WORK TO COMPLETE: Write the data out again in full, with no departure from the original.

DATA LINES:

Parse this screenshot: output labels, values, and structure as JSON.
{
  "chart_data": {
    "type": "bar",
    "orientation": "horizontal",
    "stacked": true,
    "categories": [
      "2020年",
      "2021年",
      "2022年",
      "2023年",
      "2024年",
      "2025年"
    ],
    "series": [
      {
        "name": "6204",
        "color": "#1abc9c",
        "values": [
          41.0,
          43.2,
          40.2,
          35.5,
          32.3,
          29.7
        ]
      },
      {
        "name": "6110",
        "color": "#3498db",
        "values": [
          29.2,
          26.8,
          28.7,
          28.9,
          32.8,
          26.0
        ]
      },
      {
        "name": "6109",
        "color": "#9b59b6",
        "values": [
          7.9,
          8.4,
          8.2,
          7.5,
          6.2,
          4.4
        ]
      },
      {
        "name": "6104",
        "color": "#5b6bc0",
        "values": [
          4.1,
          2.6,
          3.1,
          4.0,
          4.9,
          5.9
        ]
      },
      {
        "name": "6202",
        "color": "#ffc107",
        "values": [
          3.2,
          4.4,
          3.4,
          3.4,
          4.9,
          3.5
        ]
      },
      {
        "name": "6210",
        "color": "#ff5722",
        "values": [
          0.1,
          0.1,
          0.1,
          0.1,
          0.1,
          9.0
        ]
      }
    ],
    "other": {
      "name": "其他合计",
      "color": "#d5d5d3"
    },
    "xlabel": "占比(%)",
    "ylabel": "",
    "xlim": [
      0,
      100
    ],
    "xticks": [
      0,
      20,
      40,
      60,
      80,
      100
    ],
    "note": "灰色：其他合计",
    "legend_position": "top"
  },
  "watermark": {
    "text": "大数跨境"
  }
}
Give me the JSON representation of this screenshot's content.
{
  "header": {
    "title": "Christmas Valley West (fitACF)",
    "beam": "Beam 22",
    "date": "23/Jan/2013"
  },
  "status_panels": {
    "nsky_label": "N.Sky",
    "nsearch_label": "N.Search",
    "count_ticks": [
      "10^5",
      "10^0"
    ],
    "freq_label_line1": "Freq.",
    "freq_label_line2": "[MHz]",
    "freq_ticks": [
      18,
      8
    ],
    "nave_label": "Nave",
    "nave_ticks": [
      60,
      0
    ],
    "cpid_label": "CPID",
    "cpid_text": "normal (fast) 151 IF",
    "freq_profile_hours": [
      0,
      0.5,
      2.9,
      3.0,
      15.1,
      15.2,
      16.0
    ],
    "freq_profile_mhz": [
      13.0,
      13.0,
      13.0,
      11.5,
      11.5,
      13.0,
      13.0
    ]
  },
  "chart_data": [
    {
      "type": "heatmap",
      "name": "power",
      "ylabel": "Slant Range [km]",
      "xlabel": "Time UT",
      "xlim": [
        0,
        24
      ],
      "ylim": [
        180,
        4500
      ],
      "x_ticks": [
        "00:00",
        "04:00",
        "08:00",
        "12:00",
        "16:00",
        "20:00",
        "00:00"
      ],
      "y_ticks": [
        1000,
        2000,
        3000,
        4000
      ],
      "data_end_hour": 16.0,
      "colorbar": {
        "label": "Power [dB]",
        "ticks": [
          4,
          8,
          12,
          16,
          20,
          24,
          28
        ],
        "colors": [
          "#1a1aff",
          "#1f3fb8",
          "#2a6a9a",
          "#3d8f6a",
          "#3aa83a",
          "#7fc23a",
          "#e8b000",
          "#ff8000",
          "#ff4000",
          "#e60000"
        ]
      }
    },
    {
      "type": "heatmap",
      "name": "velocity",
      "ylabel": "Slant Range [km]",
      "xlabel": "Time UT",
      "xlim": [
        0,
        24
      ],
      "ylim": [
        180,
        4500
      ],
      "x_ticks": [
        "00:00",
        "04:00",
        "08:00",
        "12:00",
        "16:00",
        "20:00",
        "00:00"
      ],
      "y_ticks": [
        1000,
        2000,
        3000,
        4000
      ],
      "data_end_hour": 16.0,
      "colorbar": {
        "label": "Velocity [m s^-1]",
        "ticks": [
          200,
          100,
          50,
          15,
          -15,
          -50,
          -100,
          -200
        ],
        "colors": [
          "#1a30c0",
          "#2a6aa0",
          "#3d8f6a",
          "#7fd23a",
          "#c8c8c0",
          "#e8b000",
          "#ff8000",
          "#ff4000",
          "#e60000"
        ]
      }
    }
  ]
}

EXERCISE ANSWER:
Parse this screenshot: output labels, values, and structure as JSON.
{
  "chart_data": {
    "type": "bar",
    "orientation": "horizontal",
    "stacked": true,
    "categories": [
      "2020年",
      "2021年",
      "2022年",
      "2023年",
      "2024年",
      "2025年"
    ],
    "series": [
      {
        "name": "6204",
        "color": "#1abc9c",
        "values": [
          41.0,
          43.2,
          40.2,
          35.5,
          32.3,
          29.7
        ]
      },
      {
        "name": "6110",
        "color": "#3498db",
        "values": [
          29.2,
          26.8,
          28.7,
          28.9,
          32.8,
          26.0
        ]
      },
      {
        "name": "6109",
        "color": "#9b59b6",
        "values": [
          7.9,
          8.4,
          8.2,
          7.5,
          6.2,
          4.4
        ]
      },
      {
        "name": "6104",
        "color": "#5b6bc0",
        "values": [
          4.1,
          2.6,
          3.1,
          4.0,
          4.9,
          5.9
        ]
      },
      {
        "name": "6202",
        "color": "#ffc107",
        "values": [
          3.2,
          4.4,
          3.4,
          3.4,
          4.9,
          3.5
        ]
      },
      {
        "name": "6210",
        "color": "#ff5722",
        "values": [
          0.1,
          0.1,
          0.1,
          0.1,
          0.1,
          9.0
        ]
      }
    ],
    "other": {
      "name": "其他合计",
      "color": "#d5d5d3"
    },
    "xlabel": "占比(%)",
    "ylabel": "",
    "xlim": [
      0,
      100
    ],
    "xticks": [
      0,
      20,
      40,
      60,
      80,
      100
    ],
    "note": "灰色：其他合计",
    "legend_position": "top"
  },
  "watermark": {
    "text": "大数跨境"
  }
}
Give me the JSON representation of this screenshot's content.
{
  "header": {
    "title": "Christmas Valley West (fitACF)",
    "beam": "Beam 22",
    "date": "23/Jan/2013"
  },
  "status_panels": {
    "nsky_label": "N.Sky",
    "nsearch_label": "N.Search",
    "count_ticks": [
      "10^5",
      "10^0"
    ],
    "freq_label_line1": "Freq.",
    "freq_label_line2": "[MHz]",
    "freq_ticks": [
      18,
      8
    ],
    "nave_label": "Nave",
    "nave_ticks": [
      60,
      0
    ],
    "cpid_label": "CPID",
    "cpid_text": "normal (fast) 151 IF",
    "freq_profile_hours": [
      0,
      0.5,
      2.9,
      3.0,
      15.1,
      15.2,
      16.0
    ],
    "freq_profile_mhz": [
      13.0,
      13.0,
      13.0,
      11.5,
      11.5,
      13.0,
      13.0
    ]
  },
  "chart_data": [
    {
      "type": "heatmap",
      "name": "power",
      "ylabel": "Slant Range [km]",
      "xlabel": "Time UT",
      "xlim": [
        0,
        24
      ],
      "ylim": [
        180,
        4500
      ],
      "x_ticks": [
        "00:00",
        "04:00",
        "08:00",
        "12:00",
        "16:00",
        "20:00",
        "00:00"
      ],
      "y_ticks": [
        1000,
        2000,
        3000,
        4000
      ],
      "data_end_hour": 16.0,
      "colorbar": {
        "label": "Power [dB]",
        "ticks": [
          4,
          8,
          12,
          16,
          20,
          24,
          28
        ],
        "colors": [
          "#1a1aff",
          "#1f3fb8",
          "#2a6a9a",
          "#3d8f6a",
          "#3aa83a",
          "#7fc23a",
          "#e8b000",
          "#ff8000",
          "#ff4000",
          "#e60000"
        ]
      }
    },
    {
      "type": "heatmap",
      "name": "velocity",
      "ylabel": "Slant Range [km]",
      "xlabel": "Time UT",
      "xlim": [
        0,
        24
      ],
      "ylim": [
        180,
        4500
      ],
      "x_ticks": [
        "00:00",
        "04:00",
        "08:00",
        "12:00",
        "16:00",
        "20:00",
        "00:00"
      ],
      "y_ticks": [
        1000,
        2000,
        3000,
        4000
      ],
      "data_end_hour": 16.0,
      "colorbar": {
        "label": "Velocity [m s^-1]",
        "ticks": [
          200,
          100,
          50,
          15,
          -15,
          -50,
          -100,
          -200
        ],
        "colors": [
          "#1a30c0",
          "#2a6aa0",
          "#3d8f6a",
          "#7fd23a",
          "#c8c8c0",
          "#e8b000",
          "#ff8000",
          "#ff4000",
          "#e60000"
        ]
      }
    }
  ]
}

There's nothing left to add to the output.